Data supplied:
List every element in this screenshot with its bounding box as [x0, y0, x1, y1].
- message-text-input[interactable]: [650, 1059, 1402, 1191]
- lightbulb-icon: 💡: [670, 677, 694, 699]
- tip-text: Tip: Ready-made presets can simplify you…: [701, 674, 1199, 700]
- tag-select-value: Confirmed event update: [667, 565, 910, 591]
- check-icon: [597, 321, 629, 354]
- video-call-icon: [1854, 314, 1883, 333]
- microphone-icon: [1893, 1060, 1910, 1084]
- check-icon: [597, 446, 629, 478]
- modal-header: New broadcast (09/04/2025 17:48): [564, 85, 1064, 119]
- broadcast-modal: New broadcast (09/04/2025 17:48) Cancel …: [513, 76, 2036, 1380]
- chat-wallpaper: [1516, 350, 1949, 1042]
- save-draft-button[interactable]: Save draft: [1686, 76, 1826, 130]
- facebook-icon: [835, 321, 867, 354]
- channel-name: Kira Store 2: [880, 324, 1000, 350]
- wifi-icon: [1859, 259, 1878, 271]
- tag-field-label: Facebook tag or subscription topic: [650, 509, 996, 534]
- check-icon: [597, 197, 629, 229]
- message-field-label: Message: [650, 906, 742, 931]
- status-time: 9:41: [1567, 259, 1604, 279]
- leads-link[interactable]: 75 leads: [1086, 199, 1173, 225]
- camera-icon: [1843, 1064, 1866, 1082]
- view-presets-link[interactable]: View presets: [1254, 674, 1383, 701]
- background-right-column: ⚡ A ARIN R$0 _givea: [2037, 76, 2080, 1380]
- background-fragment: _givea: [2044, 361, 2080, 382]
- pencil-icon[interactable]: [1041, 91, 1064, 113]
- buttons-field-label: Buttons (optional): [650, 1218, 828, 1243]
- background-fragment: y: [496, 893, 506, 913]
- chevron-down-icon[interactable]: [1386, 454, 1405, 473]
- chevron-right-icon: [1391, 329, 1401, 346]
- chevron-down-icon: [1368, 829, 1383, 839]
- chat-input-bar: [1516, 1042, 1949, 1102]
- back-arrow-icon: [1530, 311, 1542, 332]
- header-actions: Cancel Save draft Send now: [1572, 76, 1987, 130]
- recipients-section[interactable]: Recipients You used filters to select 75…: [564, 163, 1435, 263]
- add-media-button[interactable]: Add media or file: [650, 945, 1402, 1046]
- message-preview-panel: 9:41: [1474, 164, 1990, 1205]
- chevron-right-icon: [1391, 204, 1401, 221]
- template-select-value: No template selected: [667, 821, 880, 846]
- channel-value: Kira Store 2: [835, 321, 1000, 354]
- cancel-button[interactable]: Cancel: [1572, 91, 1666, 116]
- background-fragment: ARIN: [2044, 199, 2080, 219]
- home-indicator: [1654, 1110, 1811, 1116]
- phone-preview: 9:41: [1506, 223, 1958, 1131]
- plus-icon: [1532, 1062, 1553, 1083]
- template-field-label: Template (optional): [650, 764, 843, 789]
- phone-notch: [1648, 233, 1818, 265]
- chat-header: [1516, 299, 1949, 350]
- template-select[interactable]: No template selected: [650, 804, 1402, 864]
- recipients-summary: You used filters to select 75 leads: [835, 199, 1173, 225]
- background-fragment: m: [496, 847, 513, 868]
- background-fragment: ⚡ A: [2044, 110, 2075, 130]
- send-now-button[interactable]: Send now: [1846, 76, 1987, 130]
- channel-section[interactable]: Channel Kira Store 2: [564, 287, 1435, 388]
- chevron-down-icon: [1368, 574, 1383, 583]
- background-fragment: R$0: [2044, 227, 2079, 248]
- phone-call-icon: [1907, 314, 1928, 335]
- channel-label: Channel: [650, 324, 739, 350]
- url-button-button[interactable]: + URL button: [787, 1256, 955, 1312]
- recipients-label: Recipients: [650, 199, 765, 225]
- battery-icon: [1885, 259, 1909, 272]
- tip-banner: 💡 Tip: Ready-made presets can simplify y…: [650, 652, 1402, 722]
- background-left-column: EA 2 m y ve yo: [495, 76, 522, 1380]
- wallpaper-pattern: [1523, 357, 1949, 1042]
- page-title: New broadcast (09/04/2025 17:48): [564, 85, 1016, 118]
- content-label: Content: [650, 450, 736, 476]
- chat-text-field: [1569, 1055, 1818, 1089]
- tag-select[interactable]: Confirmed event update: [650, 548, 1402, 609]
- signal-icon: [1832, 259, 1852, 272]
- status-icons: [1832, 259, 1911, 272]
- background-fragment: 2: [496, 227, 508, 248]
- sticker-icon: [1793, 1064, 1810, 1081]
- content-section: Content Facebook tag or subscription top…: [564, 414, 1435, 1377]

What to produce: Reproduce the listing above, changing each occurrence of "Confirmed event update" to "Order status update" and leaving every other line unchanged.

Written solution:
List every element in this screenshot with its bounding box as [x0, y0, x1, y1].
- message-text-input[interactable]: [650, 1059, 1402, 1191]
- lightbulb-icon: 💡: [670, 677, 694, 699]
- tip-text: Tip: Ready-made presets can simplify you…: [701, 674, 1199, 700]
- tag-select-value: Order status update: [667, 565, 910, 591]
- check-icon: [597, 321, 629, 354]
- video-call-icon: [1854, 314, 1883, 333]
- microphone-icon: [1893, 1060, 1910, 1084]
- check-icon: [597, 446, 629, 478]
- modal-header: New broadcast (09/04/2025 17:48): [564, 85, 1064, 119]
- broadcast-modal: New broadcast (09/04/2025 17:48) Cancel …: [513, 76, 2036, 1380]
- chat-wallpaper: [1516, 350, 1949, 1042]
- save-draft-button[interactable]: Save draft: [1686, 76, 1826, 130]
- facebook-icon: [835, 321, 867, 354]
- channel-name: Kira Store 2: [880, 324, 1000, 350]
- wifi-icon: [1859, 259, 1878, 271]
- tag-field-label: Facebook tag or subscription topic: [650, 509, 996, 534]
- check-icon: [597, 197, 629, 229]
- message-field-label: Message: [650, 906, 742, 931]
- status-time: 9:41: [1567, 259, 1604, 279]
- leads-link[interactable]: 75 leads: [1086, 199, 1173, 225]
- camera-icon: [1843, 1064, 1866, 1082]
- view-presets-link[interactable]: View presets: [1254, 674, 1383, 701]
- background-right-column: ⚡ A ARIN R$0 _givea: [2037, 76, 2080, 1380]
- background-fragment: _givea: [2044, 361, 2080, 382]
- pencil-icon[interactable]: [1041, 91, 1064, 113]
- buttons-field-label: Buttons (optional): [650, 1218, 828, 1243]
- background-fragment: y: [496, 893, 506, 913]
- chevron-down-icon[interactable]: [1386, 454, 1405, 473]
- chevron-right-icon: [1391, 329, 1401, 346]
- chevron-down-icon: [1368, 829, 1383, 839]
- chat-input-bar: [1516, 1042, 1949, 1102]
- back-arrow-icon: [1530, 311, 1542, 332]
- header-actions: Cancel Save draft Send now: [1572, 76, 1987, 130]
- recipients-section[interactable]: Recipients You used filters to select 75…: [564, 163, 1435, 263]
- add-media-button[interactable]: Add media or file: [650, 945, 1402, 1046]
- message-preview-panel: 9:41: [1474, 164, 1990, 1205]
- chevron-right-icon: [1391, 204, 1401, 221]
- template-select-value: No template selected: [667, 821, 880, 846]
- channel-value: Kira Store 2: [835, 321, 1000, 354]
- cancel-button[interactable]: Cancel: [1572, 91, 1666, 116]
- background-fragment: ARIN: [2044, 199, 2080, 219]
- home-indicator: [1654, 1110, 1811, 1116]
- phone-preview: 9:41: [1506, 223, 1958, 1131]
- plus-icon: [1532, 1062, 1553, 1083]
- template-field-label: Template (optional): [650, 764, 843, 789]
- phone-notch: [1648, 233, 1818, 265]
- chat-header: [1516, 299, 1949, 350]
- template-select[interactable]: No template selected: [650, 804, 1402, 864]
- recipients-summary: You used filters to select 75 leads: [835, 199, 1173, 225]
- background-fragment: m: [496, 847, 513, 868]
- background-fragment: ⚡ A: [2044, 110, 2075, 130]
- send-now-button[interactable]: Send now: [1846, 76, 1987, 130]
- channel-section[interactable]: Channel Kira Store 2: [564, 287, 1435, 388]
- chevron-down-icon: [1368, 574, 1383, 583]
- background-fragment: R$0: [2044, 227, 2079, 248]
- phone-call-icon: [1907, 314, 1928, 335]
- channel-label: Channel: [650, 324, 739, 350]
- url-button-button[interactable]: + URL button: [787, 1256, 955, 1312]
- recipients-label: Recipients: [650, 199, 765, 225]
- battery-icon: [1885, 259, 1909, 272]
- tip-banner: 💡 Tip: Ready-made presets can simplify y…: [650, 652, 1402, 722]
- background-left-column: EA 2 m y ve yo: [495, 76, 522, 1380]
- wallpaper-pattern: [1523, 357, 1949, 1042]
- page-title: New broadcast (09/04/2025 17:48): [564, 85, 1016, 118]
- content-label: Content: [650, 450, 736, 476]
- chat-text-field: [1569, 1055, 1818, 1089]
- tag-select[interactable]: Order status update: [650, 548, 1402, 609]
- signal-icon: [1832, 259, 1852, 272]
- status-icons: [1832, 259, 1911, 272]
- background-fragment: 2: [496, 227, 508, 248]
- sticker-icon: [1793, 1064, 1810, 1081]
- content-section: Content Facebook tag or subscription top…: [564, 414, 1435, 1377]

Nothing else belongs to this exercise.